**Task objective**. Can you transcribe every record below exactly as it appears?

[Extracted records]
__________

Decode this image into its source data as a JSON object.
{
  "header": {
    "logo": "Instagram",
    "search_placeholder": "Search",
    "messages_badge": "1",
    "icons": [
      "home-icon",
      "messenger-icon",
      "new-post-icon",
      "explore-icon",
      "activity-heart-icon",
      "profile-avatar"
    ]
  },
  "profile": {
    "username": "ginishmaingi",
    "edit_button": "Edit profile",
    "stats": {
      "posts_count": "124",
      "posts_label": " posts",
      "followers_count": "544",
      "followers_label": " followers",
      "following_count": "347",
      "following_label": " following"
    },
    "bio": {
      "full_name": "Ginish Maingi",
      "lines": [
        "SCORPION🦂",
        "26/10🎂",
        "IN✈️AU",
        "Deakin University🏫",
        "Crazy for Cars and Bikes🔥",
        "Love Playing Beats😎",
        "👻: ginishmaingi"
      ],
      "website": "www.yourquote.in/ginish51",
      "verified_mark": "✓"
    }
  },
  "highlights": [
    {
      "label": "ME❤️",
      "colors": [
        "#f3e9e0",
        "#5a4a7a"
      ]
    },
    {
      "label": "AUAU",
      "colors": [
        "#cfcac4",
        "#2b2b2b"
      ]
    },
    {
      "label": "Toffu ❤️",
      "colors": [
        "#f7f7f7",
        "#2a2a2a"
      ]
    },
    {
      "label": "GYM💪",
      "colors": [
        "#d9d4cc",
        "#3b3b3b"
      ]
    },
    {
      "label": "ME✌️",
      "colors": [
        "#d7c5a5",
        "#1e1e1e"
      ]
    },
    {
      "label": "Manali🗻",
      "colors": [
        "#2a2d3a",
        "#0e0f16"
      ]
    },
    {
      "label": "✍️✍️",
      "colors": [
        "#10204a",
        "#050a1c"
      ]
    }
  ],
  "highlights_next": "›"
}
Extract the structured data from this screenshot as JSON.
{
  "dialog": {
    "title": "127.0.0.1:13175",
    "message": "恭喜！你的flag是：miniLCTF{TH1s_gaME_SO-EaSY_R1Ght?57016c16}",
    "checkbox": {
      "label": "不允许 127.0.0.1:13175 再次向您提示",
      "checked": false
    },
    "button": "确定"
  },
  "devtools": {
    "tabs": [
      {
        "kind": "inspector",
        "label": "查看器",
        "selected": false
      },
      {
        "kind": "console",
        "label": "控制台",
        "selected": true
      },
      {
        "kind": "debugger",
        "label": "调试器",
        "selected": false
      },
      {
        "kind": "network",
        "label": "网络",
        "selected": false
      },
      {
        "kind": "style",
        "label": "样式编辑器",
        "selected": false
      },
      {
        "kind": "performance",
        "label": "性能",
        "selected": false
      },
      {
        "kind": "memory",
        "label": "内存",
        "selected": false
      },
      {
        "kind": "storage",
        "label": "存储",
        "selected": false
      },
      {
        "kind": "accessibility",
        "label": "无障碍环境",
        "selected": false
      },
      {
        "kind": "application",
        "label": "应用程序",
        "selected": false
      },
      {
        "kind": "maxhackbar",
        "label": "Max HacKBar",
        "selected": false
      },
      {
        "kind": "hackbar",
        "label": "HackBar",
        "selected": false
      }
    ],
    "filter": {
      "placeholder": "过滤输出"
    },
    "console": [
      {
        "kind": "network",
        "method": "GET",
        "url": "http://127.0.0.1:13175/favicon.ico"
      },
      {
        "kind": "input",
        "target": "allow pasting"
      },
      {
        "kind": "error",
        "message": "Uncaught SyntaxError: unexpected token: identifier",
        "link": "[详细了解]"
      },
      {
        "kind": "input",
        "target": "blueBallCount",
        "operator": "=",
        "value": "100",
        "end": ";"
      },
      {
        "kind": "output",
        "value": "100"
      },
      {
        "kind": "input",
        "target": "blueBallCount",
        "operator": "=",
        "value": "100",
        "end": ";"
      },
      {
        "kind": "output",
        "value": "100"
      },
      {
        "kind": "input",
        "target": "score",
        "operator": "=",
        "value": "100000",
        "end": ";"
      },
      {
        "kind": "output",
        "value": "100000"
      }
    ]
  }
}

__________

**Problem solution**.
Decode this image into its source data as a JSON object.
{
  "header": {
    "logo": "Instagram",
    "search_placeholder": "Search",
    "messages_badge": "1",
    "icons": [
      "home-icon",
      "messenger-icon",
      "new-post-icon",
      "explore-icon",
      "activity-heart-icon",
      "profile-avatar"
    ]
  },
  "profile": {
    "username": "ginishmaingi",
    "edit_button": "Edit profile",
    "stats": {
      "posts_count": "124",
      "posts_label": " posts",
      "followers_count": "544",
      "followers_label": " followers",
      "following_count": "347",
      "following_label": " following"
    },
    "bio": {
      "full_name": "Ginish Maingi",
      "lines": [
        "SCORPION🦂",
        "26/10🎂",
        "IN✈️AU",
        "Deakin University🏫",
        "Crazy for Cars and Bikes🔥",
        "Love Playing Beats😎",
        "👻: ginishmaingi"
      ],
      "website": "www.yourquote.in/ginish51",
      "verified_mark": "✓"
    }
  },
  "highlights": [
    {
      "label": "ME❤️",
      "colors": [
        "#f3e9e0",
        "#5a4a7a"
      ]
    },
    {
      "label": "AUAU",
      "colors": [
        "#cfcac4",
        "#2b2b2b"
      ]
    },
    {
      "label": "Toffu ❤️",
      "colors": [
        "#f7f7f7",
        "#2a2a2a"
      ]
    },
    {
      "label": "GYM💪",
      "colors": [
        "#d9d4cc",
        "#3b3b3b"
      ]
    },
    {
      "label": "ME✌️",
      "colors": [
        "#d7c5a5",
        "#1e1e1e"
      ]
    },
    {
      "label": "Manali🗻",
      "colors": [
        "#2a2d3a",
        "#0e0f16"
      ]
    },
    {
      "label": "✍️✍️",
      "colors": [
        "#10204a",
        "#050a1c"
      ]
    }
  ],
  "highlights_next": "›"
}
Extract the structured data from this screenshot as JSON.
{
  "dialog": {
    "title": "127.0.0.1:13175",
    "message": "恭喜！你的flag是：miniLCTF{TH1s_gaME_SO-EaSY_R1Ght?57016c16}",
    "checkbox": {
      "label": "不允许 127.0.0.1:13175 再次向您提示",
      "checked": false
    },
    "button": "确定"
  },
  "devtools": {
    "tabs": [
      {
        "kind": "inspector",
        "label": "查看器",
        "selected": false
      },
      {
        "kind": "console",
        "label": "控制台",
        "selected": true
      },
      {
        "kind": "debugger",
        "label": "调试器",
        "selected": false
      },
      {
        "kind": "network",
        "label": "网络",
        "selected": false
      },
      {
        "kind": "style",
        "label": "样式编辑器",
        "selected": false
      },
      {
        "kind": "performance",
        "label": "性能",
        "selected": false
      },
      {
        "kind": "memory",
        "label": "内存",
        "selected": false
      },
      {
        "kind": "storage",
        "label": "存储",
        "selected": false
      },
      {
        "kind": "accessibility",
        "label": "无障碍环境",
        "selected": false
      },
      {
        "kind": "application",
        "label": "应用程序",
        "selected": false
      },
      {
        "kind": "maxhackbar",
        "label": "Max HacKBar",
        "selected": false
      },
      {
        "kind": "hackbar",
        "label": "HackBar",
        "selected": false
      }
    ],
    "filter": {
      "placeholder": "过滤输出"
    },
    "console": [
      {
        "kind": "network",
        "method": "GET",
        "url": "http://127.0.0.1:13175/favicon.ico"
      },
      {
        "kind": "input",
        "target": "allow pasting"
      },
      {
        "kind": "error",
        "message": "Uncaught SyntaxError: unexpected token: identifier",
        "link": "[详细了解]"
      },
      {
        "kind": "input",
        "target": "blueBallCount",
        "operator": "=",
        "value": "100",
        "end": ";"
      },
      {
        "kind": "output",
        "value": "100"
      },
      {
        "kind": "input",
        "target": "blueBallCount",
        "operator": "=",
        "value": "100",
        "end": ";"
      },
      {
        "kind": "output",
        "value": "100"
      },
      {
        "kind": "input",
        "target": "score",
        "operator": "=",
        "value": "100000",
        "end": ";"
      },
      {
        "kind": "output",
        "value": "100000"
      }
    ]
  }
}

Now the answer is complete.